=== Source document ===

Adrian Peterson was as steady as ever in 2015 for fantasy teams

Quality starts for quarterbacks can be pretty cut and dry. Any given week, 24 to 32 quarterbacks take the field as the starter, and more often than not, they are the only ones that will get points for a team at that position. Injury and poor performance aside, there is very little variance to who the top scorers at that position would end up being. In most leagues, you are only starting the one player at that position and your entire production at that position is tied to the one player’s performance.

Running backs and quality starts are a different animal. In most leagues, an owner is starting two, sometimes three running backs depending on their flex spot situation. Now you’re tying yourself to two or three players that are not even on the field all of the time, let alone getting the ball in their hands even if they are on the field. Game flow, snap counts, performance and injury can all get in the way of who ends up at the top of the points leaderboard every week. After an entire series on RB snap counts during 2015, the quantity of quality is tied to a lot more than being angry at your RB1’s 2.0 yards per carry average.

===

(Set problem A) Please copy the records exactly, from the line with "page-title: Preview: [60, 12, 151, 36]" up to and including the line with "svg-text:LMJ: LMJ: [36, 190, 55, 201]".

=== The data ===

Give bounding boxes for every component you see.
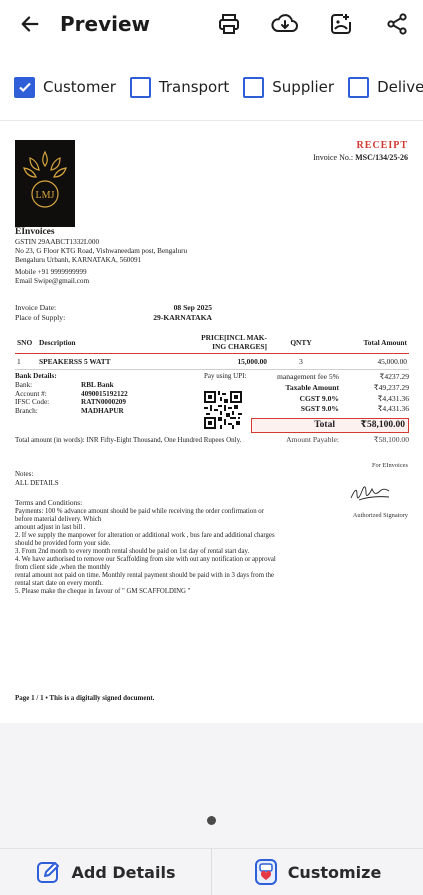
page-title: Preview: [60, 12, 151, 36]
invoice-meta-labels: Invoice Date: Place of Supply:: [15, 303, 66, 322]
checkbox-transport[interactable]: Transport: [129, 76, 230, 98]
edit-icon: [36, 859, 62, 885]
printer-icon: [219, 14, 239, 34]
grand-total: Total ₹58,100.00: [251, 418, 409, 433]
notes-section: Notes: ALL DETAILS: [15, 470, 59, 487]
share-image-button[interactable]: [321, 4, 361, 44]
bank-details: Bank Details: Bank: RBL Bank Account #: 40…: [15, 372, 128, 416]
checkbox-supplier[interactable]: Supplier: [243, 76, 335, 98]
cloud-download-icon: [271, 14, 298, 32]
for-company-label: For EInvoices: [371, 462, 408, 469]
share-button[interactable]: [377, 4, 417, 44]
back-button[interactable]: [10, 4, 50, 44]
svg-text:LMJ: LMJ: [36, 190, 55, 201]
amount-payable: Amount Payable: ₹58,100.00: [286, 434, 409, 444]
bottom-action-bar: Add Details Customize: [0, 848, 423, 895]
checkbox-box[interactable]: [243, 76, 265, 98]
table-row: 1 SPEAKERSS 5 WATT 15,000.00 3 45,000.00: [15, 353, 409, 370]
invoice-number: Invoice No.: MSC/134/25-26: [313, 153, 408, 162]
items-table: SNO Description PRICE[INCL MAK-ING CHARG…: [15, 331, 409, 370]
page-footer: Page 1 / 1 • This is a digitally signed …: [15, 694, 155, 702]
checkbox-label: Transport: [158, 78, 230, 96]
page-indicator-dot[interactable]: [207, 816, 216, 825]
authorized-signatory-label: Authorized Signatory: [352, 512, 408, 519]
terms-title: Terms and Conditions:: [15, 498, 83, 507]
arrow-left-icon: [21, 16, 39, 32]
customize-button[interactable]: Customize: [212, 849, 423, 895]
checkmark-icon: [18, 82, 31, 93]
add-details-button[interactable]: Add Details: [0, 849, 211, 895]
invoice-meta-values: 08 Sep 2025 29-KARNATAKA: [153, 303, 212, 322]
checkbox-box[interactable]: [348, 76, 370, 98]
checkbox-delivery[interactable]: Delivery Ch: [348, 76, 423, 98]
add-details-label: Add Details: [71, 862, 176, 882]
preview-background: [0, 723, 423, 848]
divider: [0, 120, 423, 121]
signature-image: [349, 483, 397, 503]
receipt-title: RECEIPT: [356, 140, 408, 151]
amount-in-words: Total amount (in words): INR Fifty-Eight…: [15, 436, 242, 444]
upi-label: Pay using UPI:: [204, 372, 247, 380]
checkbox-customer[interactable]: Customer: [14, 76, 116, 98]
company-address: GSTIN 29AABCT1332L000 No 23, G Floor KTG…: [15, 238, 188, 285]
copy-type-filter: Customer Transport Supplier Delivery Ch: [0, 67, 423, 107]
customize-label: Customize: [287, 862, 382, 882]
app-bar: Preview: [0, 0, 423, 48]
share-icon: [387, 13, 407, 35]
company-name: EInvoices: [15, 227, 55, 237]
upi-qr-code: [204, 391, 242, 429]
checkbox-label: Delivery Ch: [377, 78, 423, 96]
totals-summary: management fee 5% ₹4237.29 Taxable Amount…: [251, 372, 409, 446]
image-share-icon: [331, 14, 351, 34]
checkbox-label: Customer: [43, 78, 116, 96]
checkbox-box[interactable]: [14, 76, 35, 98]
invoice-document[interactable]: RECEIPT Invoice No.: MSC/134/25-26 LMJ E…: [0, 123, 423, 723]
checkbox-box[interactable]: [129, 76, 151, 98]
company-logo: LMJ: [15, 140, 75, 227]
print-button[interactable]: [209, 4, 249, 44]
terms-and-conditions: Payments: 100 % advance amount should be…: [15, 508, 276, 595]
customize-icon: [254, 858, 278, 886]
download-button[interactable]: [265, 4, 305, 44]
checkbox-label: Supplier: [272, 78, 335, 96]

===

(Set problem B) Repeat the fantasy football text word for word, from "Adrian Peterson was" up to and including "one player’s performance.".

(Exercise response A)
page-title: Preview: [60, 12, 151, 36]
invoice-meta-labels: Invoice Date: Place of Supply:: [15, 303, 66, 322]
checkbox-transport[interactable]: Transport: [129, 76, 230, 98]
edit-icon: [36, 859, 62, 885]
printer-icon: [219, 14, 239, 34]
grand-total: Total ₹58,100.00: [251, 418, 409, 433]
notes-section: Notes: ALL DETAILS: [15, 470, 59, 487]
share-image-button[interactable]: [321, 4, 361, 44]
bank-details: Bank Details: Bank: RBL Bank Account #: 40…: [15, 372, 128, 416]
checkbox-supplier[interactable]: Supplier: [243, 76, 335, 98]
cloud-download-icon: [271, 14, 298, 32]
for-company-label: For EInvoices: [371, 462, 408, 469]
share-button[interactable]: [377, 4, 417, 44]
back-button[interactable]: [10, 4, 50, 44]
svg-text:LMJ: LMJ: [36, 190, 55, 201]

(Exercise response B)
Adrian Peterson was as steady as ever in 2015 for fantasy teams

Quality starts for quarterbacks can be pretty cut and dry. Any given week, 24 to 32 quarterbacks take the field as the starter, and more often than not, they are the only ones that will get points for a team at that position. Injury and poor performance aside, there is very little variance to who the top scorers at that position would end up being. In most leagues, you are only starting the one player at that position and your entire production at that position is tied to the one player’s performance.